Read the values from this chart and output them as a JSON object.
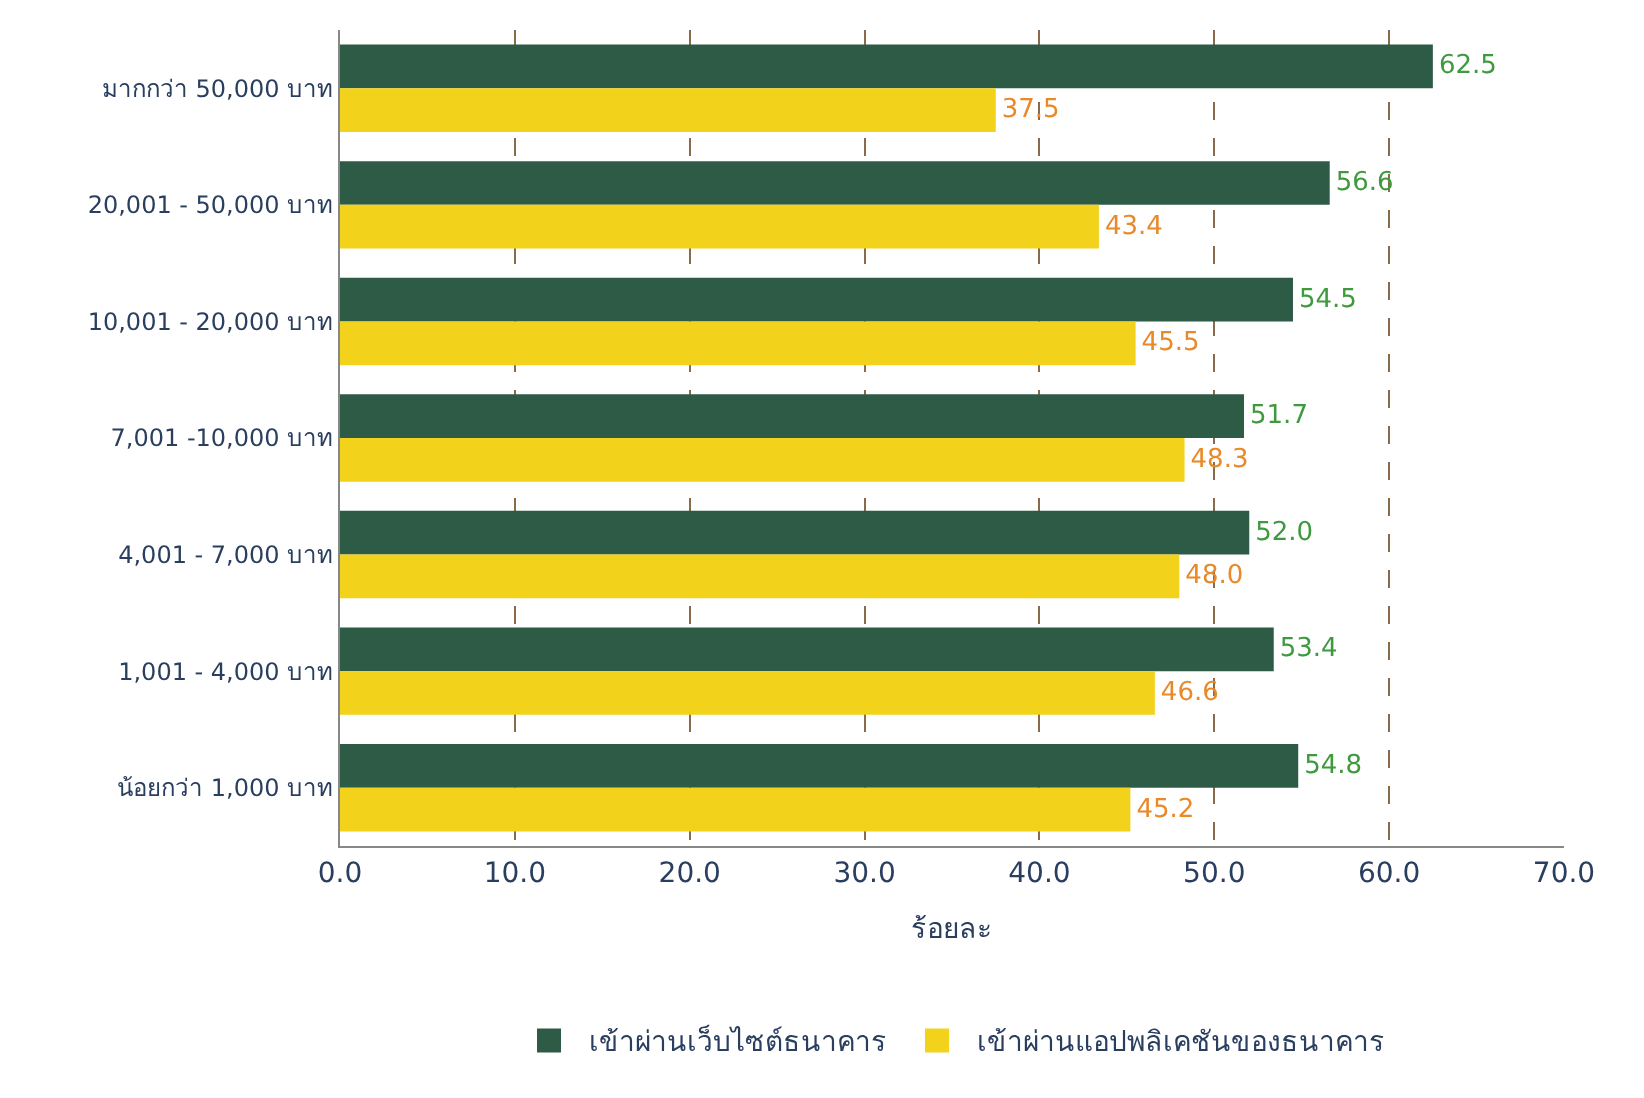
{
  "chart_data": {
    "type": "bar",
    "orientation": "horizontal",
    "xlabel": "ร้อยละ",
    "categories": [
      "มากกว่า 50,000 บาท",
      "20,001 - 50,000 บาท",
      "10,001 - 20,000 บาท",
      "7,001 -10,000 บาท",
      "4,001 - 7,000 บาท",
      "1,001 - 4,000 บาท",
      "น้อยกว่า 1,000 บาท"
    ],
    "series": [
      {
        "name": "เข้าผ่านเว็บไซต์ธนาคาร",
        "color": "#2e5b45",
        "values": [
          62.5,
          56.6,
          54.5,
          51.7,
          52.0,
          53.4,
          54.8
        ],
        "value_labels": [
          "62.5",
          "56.6",
          "54.5",
          "51.7",
          "52.0",
          "53.4",
          "54.8"
        ]
      },
      {
        "name": "เข้าผ่านแอปพลิเคชันของธนาคาร",
        "color": "#f2d21a",
        "values": [
          37.5,
          43.4,
          45.5,
          48.3,
          48.0,
          46.6,
          45.2
        ],
        "value_labels": [
          "37.5",
          "43.4",
          "45.5",
          "48.3",
          "48.0",
          "46.6",
          "45.2"
        ]
      }
    ],
    "xlim": [
      0,
      70
    ],
    "xticks": [
      {
        "value": 0,
        "label": "0.0"
      },
      {
        "value": 10,
        "label": "10.0"
      },
      {
        "value": 20,
        "label": "20.0"
      },
      {
        "value": 30,
        "label": "30.0"
      },
      {
        "value": 40,
        "label": "40.0"
      },
      {
        "value": 50,
        "label": "50.0"
      },
      {
        "value": 60,
        "label": "60.0"
      },
      {
        "value": 70,
        "label": "70.0"
      }
    ],
    "grid": "x",
    "legend": "bottom"
  }
}
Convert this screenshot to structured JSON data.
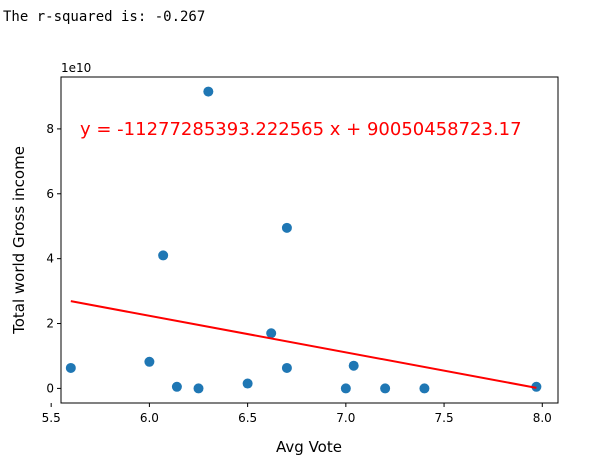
{
  "output": {
    "text": "The r-squared is: -0.267"
  },
  "chart_data": {
    "type": "scatter",
    "title": "",
    "xlabel": "Avg Vote",
    "ylabel": "Total world Gross income",
    "y_offset_label": "1e10",
    "xlim": [
      5.55,
      8.08
    ],
    "ylim": [
      -0.45,
      9.6
    ],
    "y_scale_factor": 10000000000,
    "x_ticks": [
      5.5,
      6.0,
      6.5,
      7.0,
      7.5,
      8.0
    ],
    "x_tick_labels": [
      "5.5",
      "6.0",
      "6.5",
      "7.0",
      "7.5",
      "8.0"
    ],
    "y_ticks": [
      0,
      2,
      4,
      6,
      8
    ],
    "y_tick_labels": [
      "0",
      "2",
      "4",
      "6",
      "8"
    ],
    "grid": false,
    "x": [
      5.6,
      6.0,
      6.07,
      6.14,
      6.25,
      6.3,
      6.5,
      6.62,
      6.7,
      6.7,
      7.0,
      7.04,
      7.2,
      7.4,
      7.97
    ],
    "y": [
      0.63,
      0.82,
      4.1,
      0.05,
      0.0,
      9.15,
      0.15,
      1.7,
      4.95,
      0.63,
      0.0,
      0.7,
      0.0,
      0.0,
      0.05
    ],
    "point_color": "#1f77b4",
    "regression": {
      "equation": "y = -11277285393.222565 x + 90050458723.17",
      "slope": -11277285393.222565,
      "intercept": 90050458723.17,
      "x_start": 5.6,
      "x_end": 7.97,
      "color": "#ff0000"
    }
  }
}
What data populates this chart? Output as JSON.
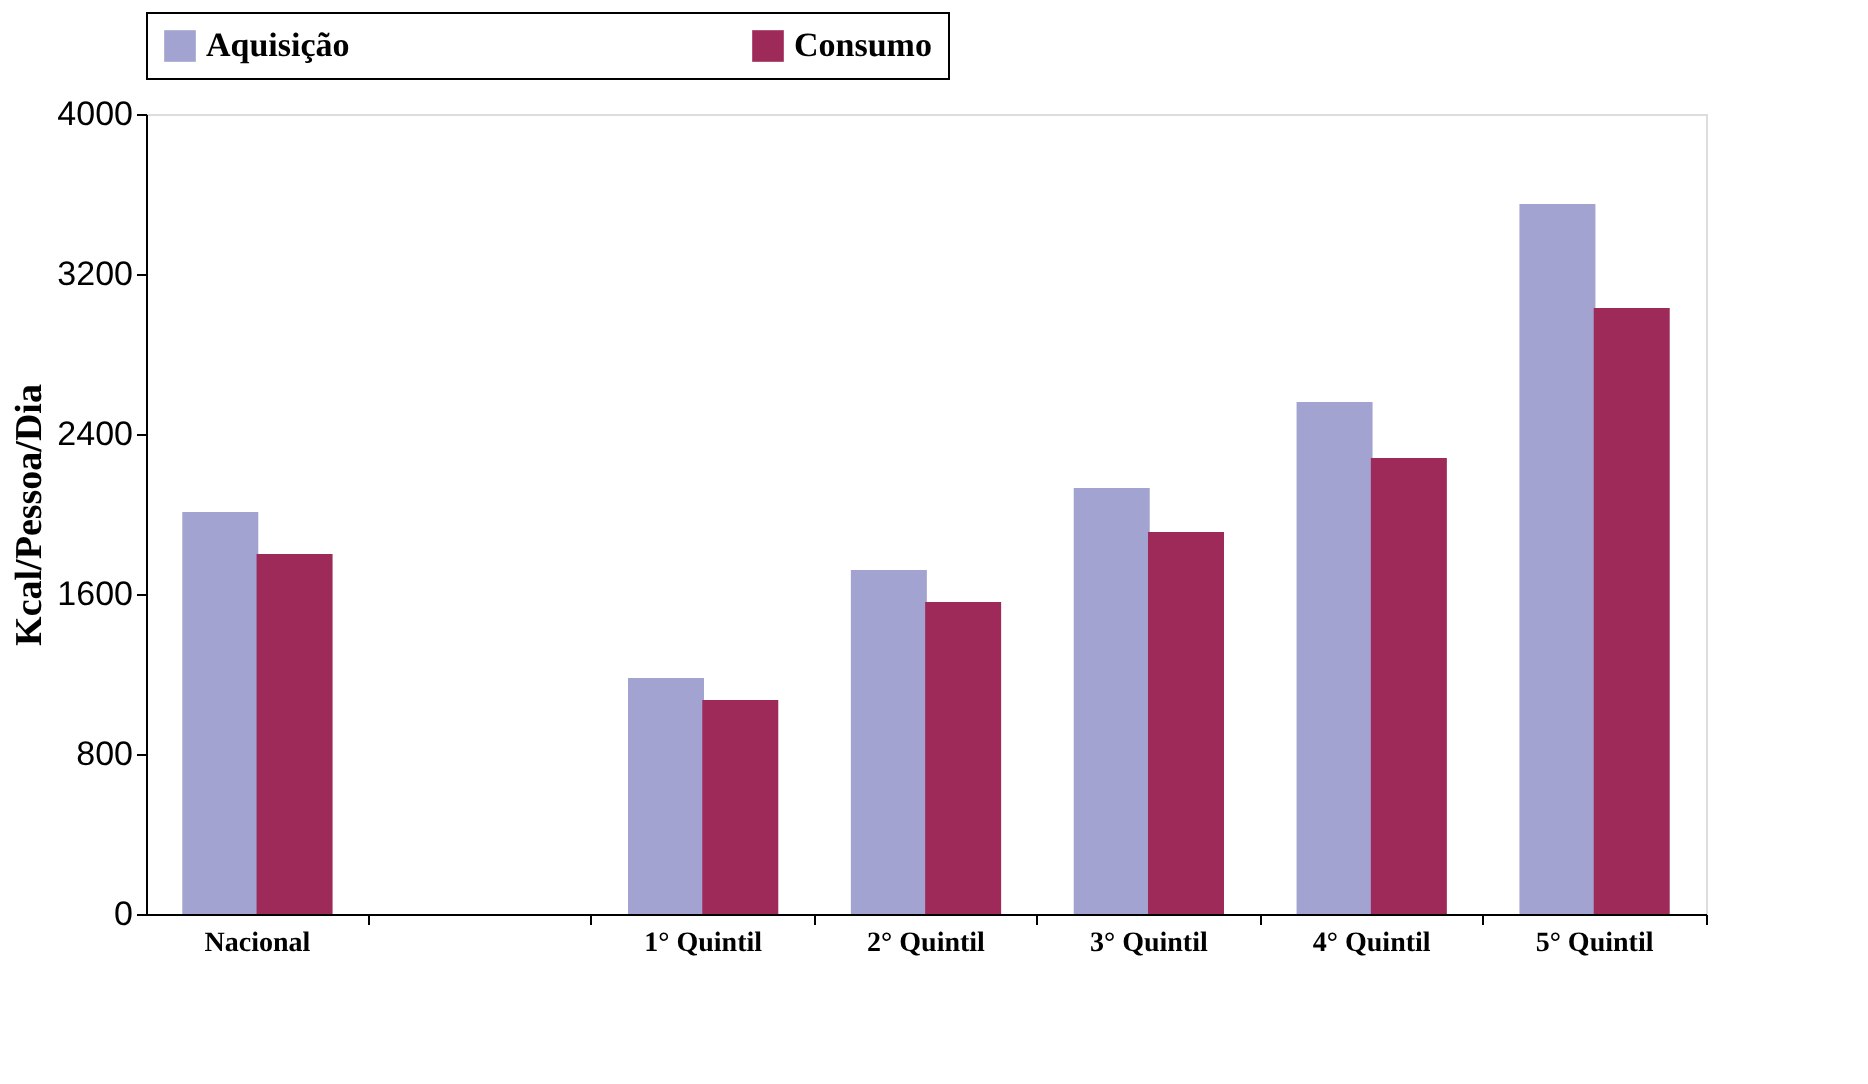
{
  "chart_data": {
    "type": "bar",
    "ylabel": "Kcal/Pessoa/Dia",
    "categories": [
      "Nacional",
      null,
      "1° Quintil",
      "2° Quintil",
      "3° Quintil",
      "4° Quintil",
      "5° Quintil"
    ],
    "series": [
      {
        "name": "Aquisição",
        "color": "#a3a3d1",
        "values": [
          2010,
          null,
          1180,
          1720,
          2130,
          2560,
          3550
        ]
      },
      {
        "name": "Consumo",
        "color": "#9e2a5a",
        "values": [
          1800,
          null,
          1070,
          1560,
          1910,
          2280,
          3030
        ]
      }
    ],
    "ylim": [
      0,
      4000
    ],
    "yticks": [
      0,
      800,
      1600,
      2400,
      3200,
      4000
    ],
    "grid": false,
    "legend": "top"
  }
}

--- --- ---

From the listing, copy every line where the string "JSON" appears.

Read the values from this chart and output them as a JSON object.
Convert this screenshot to structured JSON data.
What data populates this chart? Output as JSON.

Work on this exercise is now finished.